◆ Request ◆
Reproduce each record below exactly as written.

◆ Input data ◆
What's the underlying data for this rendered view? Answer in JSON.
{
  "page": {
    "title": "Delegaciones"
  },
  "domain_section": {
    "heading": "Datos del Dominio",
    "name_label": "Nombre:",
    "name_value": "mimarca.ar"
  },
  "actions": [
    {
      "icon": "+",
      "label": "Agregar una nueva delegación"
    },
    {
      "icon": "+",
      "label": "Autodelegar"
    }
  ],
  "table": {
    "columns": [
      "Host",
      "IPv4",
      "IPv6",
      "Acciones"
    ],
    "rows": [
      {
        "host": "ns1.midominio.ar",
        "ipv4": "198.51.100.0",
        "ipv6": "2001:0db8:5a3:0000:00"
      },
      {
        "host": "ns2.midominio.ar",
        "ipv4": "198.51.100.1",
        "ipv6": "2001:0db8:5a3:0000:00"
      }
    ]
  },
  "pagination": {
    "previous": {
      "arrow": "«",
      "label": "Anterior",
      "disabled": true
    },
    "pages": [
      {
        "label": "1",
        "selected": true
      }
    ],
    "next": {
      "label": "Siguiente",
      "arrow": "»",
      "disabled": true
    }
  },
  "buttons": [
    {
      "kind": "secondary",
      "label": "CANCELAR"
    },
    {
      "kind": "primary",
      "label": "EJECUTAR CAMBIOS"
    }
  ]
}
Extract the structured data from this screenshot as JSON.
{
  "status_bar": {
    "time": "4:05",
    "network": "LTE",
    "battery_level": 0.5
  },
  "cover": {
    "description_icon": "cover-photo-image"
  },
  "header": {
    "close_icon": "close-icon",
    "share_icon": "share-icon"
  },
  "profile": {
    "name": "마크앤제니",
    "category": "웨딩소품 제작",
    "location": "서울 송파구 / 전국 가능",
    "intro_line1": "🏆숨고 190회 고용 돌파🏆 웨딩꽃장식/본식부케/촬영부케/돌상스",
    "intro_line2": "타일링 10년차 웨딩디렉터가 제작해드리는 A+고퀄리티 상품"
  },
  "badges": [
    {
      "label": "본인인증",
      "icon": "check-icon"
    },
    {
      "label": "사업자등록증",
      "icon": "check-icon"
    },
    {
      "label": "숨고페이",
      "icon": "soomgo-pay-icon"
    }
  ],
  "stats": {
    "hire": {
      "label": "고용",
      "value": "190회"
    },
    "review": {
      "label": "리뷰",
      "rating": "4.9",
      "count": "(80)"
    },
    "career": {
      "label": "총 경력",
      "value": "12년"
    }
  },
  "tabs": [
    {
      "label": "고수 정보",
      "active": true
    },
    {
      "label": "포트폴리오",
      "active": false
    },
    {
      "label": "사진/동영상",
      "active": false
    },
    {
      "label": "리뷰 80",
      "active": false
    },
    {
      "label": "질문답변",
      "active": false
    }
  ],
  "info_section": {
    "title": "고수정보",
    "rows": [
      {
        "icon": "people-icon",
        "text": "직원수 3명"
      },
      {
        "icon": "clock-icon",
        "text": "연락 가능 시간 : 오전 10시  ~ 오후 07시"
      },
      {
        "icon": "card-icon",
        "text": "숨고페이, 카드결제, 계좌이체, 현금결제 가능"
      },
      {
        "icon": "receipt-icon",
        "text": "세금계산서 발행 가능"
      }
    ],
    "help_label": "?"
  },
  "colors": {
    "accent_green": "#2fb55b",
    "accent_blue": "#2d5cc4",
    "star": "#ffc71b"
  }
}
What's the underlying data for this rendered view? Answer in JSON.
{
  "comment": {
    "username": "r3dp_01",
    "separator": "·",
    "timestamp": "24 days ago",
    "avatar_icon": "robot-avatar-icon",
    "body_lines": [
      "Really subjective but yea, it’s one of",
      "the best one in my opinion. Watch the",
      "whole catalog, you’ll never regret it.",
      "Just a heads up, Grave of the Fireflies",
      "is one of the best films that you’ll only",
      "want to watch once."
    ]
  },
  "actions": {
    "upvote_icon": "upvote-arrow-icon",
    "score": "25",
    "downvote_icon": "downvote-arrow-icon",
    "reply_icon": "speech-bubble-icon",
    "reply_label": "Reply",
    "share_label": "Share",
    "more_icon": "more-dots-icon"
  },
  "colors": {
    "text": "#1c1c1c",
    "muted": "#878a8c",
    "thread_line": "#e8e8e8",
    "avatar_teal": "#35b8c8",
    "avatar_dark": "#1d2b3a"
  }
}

◆ The answer ◆
What's the underlying data for this rendered view? Answer in JSON.
{
  "page": {
    "title": "Delegaciones"
  },
  "domain_section": {
    "heading": "Datos del Dominio",
    "name_label": "Nombre:",
    "name_value": "mimarca.ar"
  },
  "actions": [
    {
      "icon": "+",
      "label": "Agregar una nueva delegación"
    },
    {
      "icon": "+",
      "label": "Autodelegar"
    }
  ],
  "table": {
    "columns": [
      "Host",
      "IPv4",
      "IPv6",
      "Acciones"
    ],
    "rows": [
      {
        "host": "ns1.midominio.ar",
        "ipv4": "198.51.100.0",
        "ipv6": "2001:0db8:5a3:0000:00"
      },
      {
        "host": "ns2.midominio.ar",
        "ipv4": "198.51.100.1",
        "ipv6": "2001:0db8:5a3:0000:00"
      }
    ]
  },
  "pagination": {
    "previous": {
      "arrow": "«",
      "label": "Anterior",
      "disabled": true
    },
    "pages": [
      {
        "label": "1",
        "selected": true
      }
    ],
    "next": {
      "label": "Siguiente",
      "arrow": "»",
      "disabled": true
    }
  },
  "buttons": [
    {
      "kind": "secondary",
      "label": "CANCELAR"
    },
    {
      "kind": "primary",
      "label": "EJECUTAR CAMBIOS"
    }
  ]
}
Extract the structured data from this screenshot as JSON.
{
  "status_bar": {
    "time": "4:05",
    "network": "LTE",
    "battery_level": 0.5
  },
  "cover": {
    "description_icon": "cover-photo-image"
  },
  "header": {
    "close_icon": "close-icon",
    "share_icon": "share-icon"
  },
  "profile": {
    "name": "마크앤제니",
    "category": "웨딩소품 제작",
    "location": "서울 송파구 / 전국 가능",
    "intro_line1": "🏆숨고 190회 고용 돌파🏆 웨딩꽃장식/본식부케/촬영부케/돌상스",
    "intro_line2": "타일링 10년차 웨딩디렉터가 제작해드리는 A+고퀄리티 상품"
  },
  "badges": [
    {
      "label": "본인인증",
      "icon": "check-icon"
    },
    {
      "label": "사업자등록증",
      "icon": "check-icon"
    },
    {
      "label": "숨고페이",
      "icon": "soomgo-pay-icon"
    }
  ],
  "stats": {
    "hire": {
      "label": "고용",
      "value": "190회"
    },
    "review": {
      "label": "리뷰",
      "rating": "4.9",
      "count": "(80)"
    },
    "career": {
      "label": "총 경력",
      "value": "12년"
    }
  },
  "tabs": [
    {
      "label": "고수 정보",
      "active": true
    },
    {
      "label": "포트폴리오",
      "active": false
    },
    {
      "label": "사진/동영상",
      "active": false
    },
    {
      "label": "리뷰 80",
      "active": false
    },
    {
      "label": "질문답변",
      "active": false
    }
  ],
  "info_section": {
    "title": "고수정보",
    "rows": [
      {
        "icon": "people-icon",
        "text": "직원수 3명"
      },
      {
        "icon": "clock-icon",
        "text": "연락 가능 시간 : 오전 10시  ~ 오후 07시"
      },
      {
        "icon": "card-icon",
        "text": "숨고페이, 카드결제, 계좌이체, 현금결제 가능"
      },
      {
        "icon": "receipt-icon",
        "text": "세금계산서 발행 가능"
      }
    ],
    "help_label": "?"
  },
  "colors": {
    "accent_green": "#2fb55b",
    "accent_blue": "#2d5cc4",
    "star": "#ffc71b"
  }
}
What's the underlying data for this rendered view? Answer in JSON.
{
  "comment": {
    "username": "r3dp_01",
    "separator": "·",
    "timestamp": "24 days ago",
    "avatar_icon": "robot-avatar-icon",
    "body_lines": [
      "Really subjective but yea, it’s one of",
      "the best one in my opinion. Watch the",
      "whole catalog, you’ll never regret it.",
      "Just a heads up, Grave of the Fireflies",
      "is one of the best films that you’ll only",
      "want to watch once."
    ]
  },
  "actions": {
    "upvote_icon": "upvote-arrow-icon",
    "score": "25",
    "downvote_icon": "downvote-arrow-icon",
    "reply_icon": "speech-bubble-icon",
    "reply_label": "Reply",
    "share_label": "Share",
    "more_icon": "more-dots-icon"
  },
  "colors": {
    "text": "#1c1c1c",
    "muted": "#878a8c",
    "thread_line": "#e8e8e8",
    "avatar_teal": "#35b8c8",
    "avatar_dark": "#1d2b3a"
  }
}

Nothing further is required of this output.